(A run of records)

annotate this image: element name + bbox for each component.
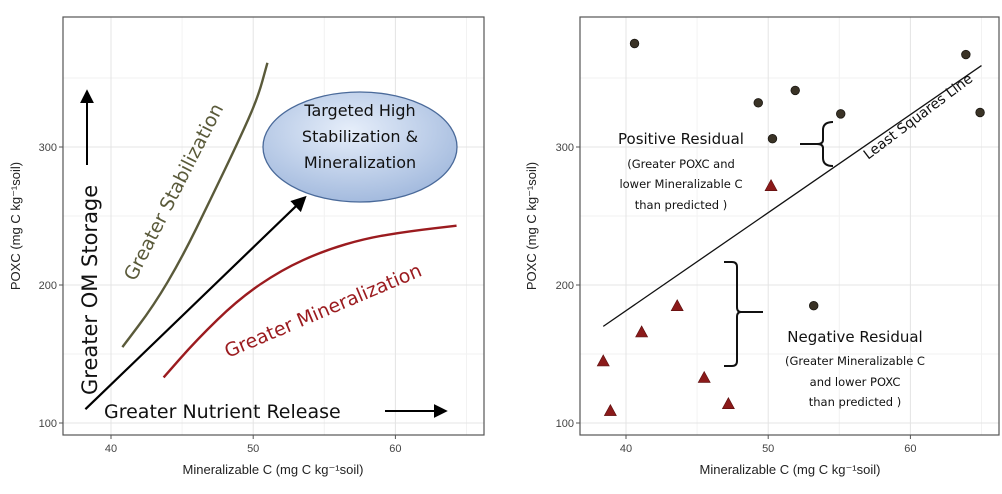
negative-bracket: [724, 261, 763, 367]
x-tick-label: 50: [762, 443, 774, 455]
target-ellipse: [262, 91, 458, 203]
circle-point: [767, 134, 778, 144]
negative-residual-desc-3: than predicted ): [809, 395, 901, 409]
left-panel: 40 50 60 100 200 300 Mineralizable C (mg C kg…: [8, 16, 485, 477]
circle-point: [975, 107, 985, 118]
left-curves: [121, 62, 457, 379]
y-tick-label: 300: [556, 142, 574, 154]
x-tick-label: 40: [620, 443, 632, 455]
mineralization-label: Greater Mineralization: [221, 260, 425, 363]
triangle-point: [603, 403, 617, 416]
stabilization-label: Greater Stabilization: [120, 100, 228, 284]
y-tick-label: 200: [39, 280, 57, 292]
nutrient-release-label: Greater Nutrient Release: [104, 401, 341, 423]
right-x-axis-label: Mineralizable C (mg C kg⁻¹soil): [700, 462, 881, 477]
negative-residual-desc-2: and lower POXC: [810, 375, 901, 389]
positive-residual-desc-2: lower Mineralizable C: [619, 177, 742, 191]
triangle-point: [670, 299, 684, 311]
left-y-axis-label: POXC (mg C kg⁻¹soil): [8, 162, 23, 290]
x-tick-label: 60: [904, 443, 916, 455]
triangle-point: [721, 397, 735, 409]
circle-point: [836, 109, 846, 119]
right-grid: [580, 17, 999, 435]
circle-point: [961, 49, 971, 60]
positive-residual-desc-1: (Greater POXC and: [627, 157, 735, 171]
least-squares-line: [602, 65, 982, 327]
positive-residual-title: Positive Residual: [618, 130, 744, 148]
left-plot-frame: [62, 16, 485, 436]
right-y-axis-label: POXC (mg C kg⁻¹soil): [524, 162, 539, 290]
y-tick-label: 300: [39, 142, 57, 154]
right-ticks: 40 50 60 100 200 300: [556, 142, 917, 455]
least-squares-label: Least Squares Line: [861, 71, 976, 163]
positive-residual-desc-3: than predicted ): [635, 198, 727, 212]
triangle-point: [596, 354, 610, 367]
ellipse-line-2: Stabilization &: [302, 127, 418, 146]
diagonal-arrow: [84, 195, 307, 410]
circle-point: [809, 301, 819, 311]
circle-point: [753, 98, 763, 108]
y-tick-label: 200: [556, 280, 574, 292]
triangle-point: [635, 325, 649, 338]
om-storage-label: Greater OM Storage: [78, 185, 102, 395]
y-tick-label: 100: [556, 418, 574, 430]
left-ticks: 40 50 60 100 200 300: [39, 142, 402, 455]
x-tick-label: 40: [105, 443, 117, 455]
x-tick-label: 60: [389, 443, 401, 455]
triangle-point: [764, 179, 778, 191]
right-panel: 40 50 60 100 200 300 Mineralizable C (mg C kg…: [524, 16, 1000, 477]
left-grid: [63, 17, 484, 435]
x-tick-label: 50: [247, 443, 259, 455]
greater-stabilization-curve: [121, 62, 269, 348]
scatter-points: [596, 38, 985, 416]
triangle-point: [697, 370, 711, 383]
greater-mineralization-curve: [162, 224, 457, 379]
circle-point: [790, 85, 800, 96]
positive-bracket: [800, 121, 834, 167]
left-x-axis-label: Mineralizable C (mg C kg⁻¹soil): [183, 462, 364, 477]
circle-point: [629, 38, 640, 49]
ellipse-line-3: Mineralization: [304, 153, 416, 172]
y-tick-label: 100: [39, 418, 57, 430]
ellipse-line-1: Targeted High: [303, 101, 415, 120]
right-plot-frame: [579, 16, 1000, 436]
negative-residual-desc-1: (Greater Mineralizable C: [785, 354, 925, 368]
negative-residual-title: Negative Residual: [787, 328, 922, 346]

# Goal:
Rewrite the lines between the one containing "negative-bracket: [724, 261, 763, 367]" and the one containing "least-squares-label: Least Squares", inclusive, changing "circle-point" to "round-point" and leaving everything else unchanged.

# Output of the exercise:
negative-bracket: [724, 261, 763, 367]
x-tick-label: 50: [762, 443, 774, 455]
target-ellipse: [262, 91, 458, 203]
round-point: [767, 134, 778, 144]
negative-residual-desc-3: than predicted ): [809, 395, 901, 409]
left-panel: 40 50 60 100 200 300 Mineralizable C (mg C kg…: [8, 16, 485, 477]
round-point: [975, 107, 985, 118]
left-curves: [121, 62, 457, 379]
y-tick-label: 300: [556, 142, 574, 154]
x-tick-label: 40: [620, 443, 632, 455]
mineralization-label: Greater Mineralization: [221, 260, 425, 363]
triangle-point: [603, 403, 617, 416]
stabilization-label: Greater Stabilization: [120, 100, 228, 284]
y-tick-label: 200: [39, 280, 57, 292]
nutrient-release-label: Greater Nutrient Release: [104, 401, 341, 423]
right-x-axis-label: Mineralizable C (mg C kg⁻¹soil): [700, 462, 881, 477]
negative-residual-desc-2: and lower POXC: [810, 375, 901, 389]
positive-residual-desc-2: lower Mineralizable C: [619, 177, 742, 191]
triangle-point: [670, 299, 684, 311]
left-y-axis-label: POXC (mg C kg⁻¹soil): [8, 162, 23, 290]
x-tick-label: 60: [904, 443, 916, 455]
triangle-point: [721, 397, 735, 409]
round-point: [836, 109, 846, 119]
right-grid: [580, 17, 999, 435]
round-point: [961, 49, 971, 60]
positive-residual-desc-1: (Greater POXC and: [627, 157, 735, 171]
least-squares-line: [602, 65, 982, 327]
positive-residual-title: Positive Residual: [618, 130, 744, 148]
left-plot-frame: [62, 16, 485, 436]
right-y-axis-label: POXC (mg C kg⁻¹soil): [524, 162, 539, 290]
y-tick-label: 300: [39, 142, 57, 154]
right-ticks: 40 50 60 100 200 300: [556, 142, 917, 455]
least-squares-label: Least Squares Line: [861, 71, 976, 163]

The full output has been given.